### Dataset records
■ ■ ■ ■ ■ ■ ■

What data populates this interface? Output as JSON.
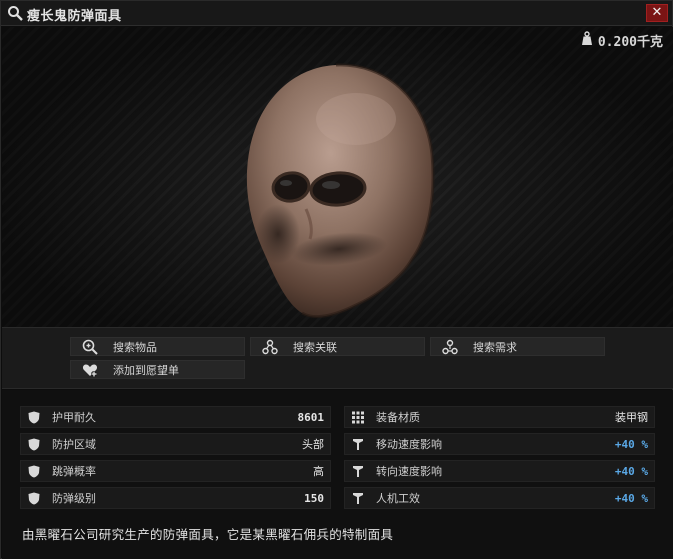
{
  "window": {
    "title": "瘦长鬼防弹面具",
    "close_label": "✕"
  },
  "preview": {
    "weight": "0.200千克",
    "weight_icon": "weight-icon",
    "item_image": "skull-mask"
  },
  "actions": [
    {
      "label": "搜索物品",
      "icon": "search-item-icon"
    },
    {
      "label": "搜索关联",
      "icon": "linked-search-icon"
    },
    {
      "label": "搜索需求",
      "icon": "required-search-icon"
    },
    {
      "label": "添加到愿望单",
      "icon": "wishlist-heart-icon"
    }
  ],
  "stats_left": [
    {
      "label": "护甲耐久",
      "value": "8601",
      "icon": "shield-icon"
    },
    {
      "label": "防护区域",
      "value": "头部",
      "icon": "shield-icon"
    },
    {
      "label": "跳弹概率",
      "value": "高",
      "icon": "shield-icon"
    },
    {
      "label": "防弹级别",
      "value": "150",
      "icon": "shield-icon"
    }
  ],
  "stats_right": [
    {
      "label": "装备材质",
      "value": "装甲钢",
      "icon": "grid-icon"
    },
    {
      "label": "移动速度影响",
      "value": "+40 %",
      "icon": "penalty-icon"
    },
    {
      "label": "转向速度影响",
      "value": "+40 %",
      "icon": "penalty-icon"
    },
    {
      "label": "人机工效",
      "value": "+40 %",
      "icon": "penalty-icon"
    }
  ],
  "description": "由黑曜石公司研究生产的防弹面具，它是某黑曜石佣兵的特制面具",
  "colors": {
    "close_bg": "#7a1414",
    "positive": "#5aa8e6",
    "panel": "#1a1a1a"
  }
}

■ ■ ■ ■ ■ ■ ■

### Task instructions
Copy each line holding the word "weight" from the listing above.

### Exercise output
    "weight": "0.200千克",
    "weight_icon": "weight-icon",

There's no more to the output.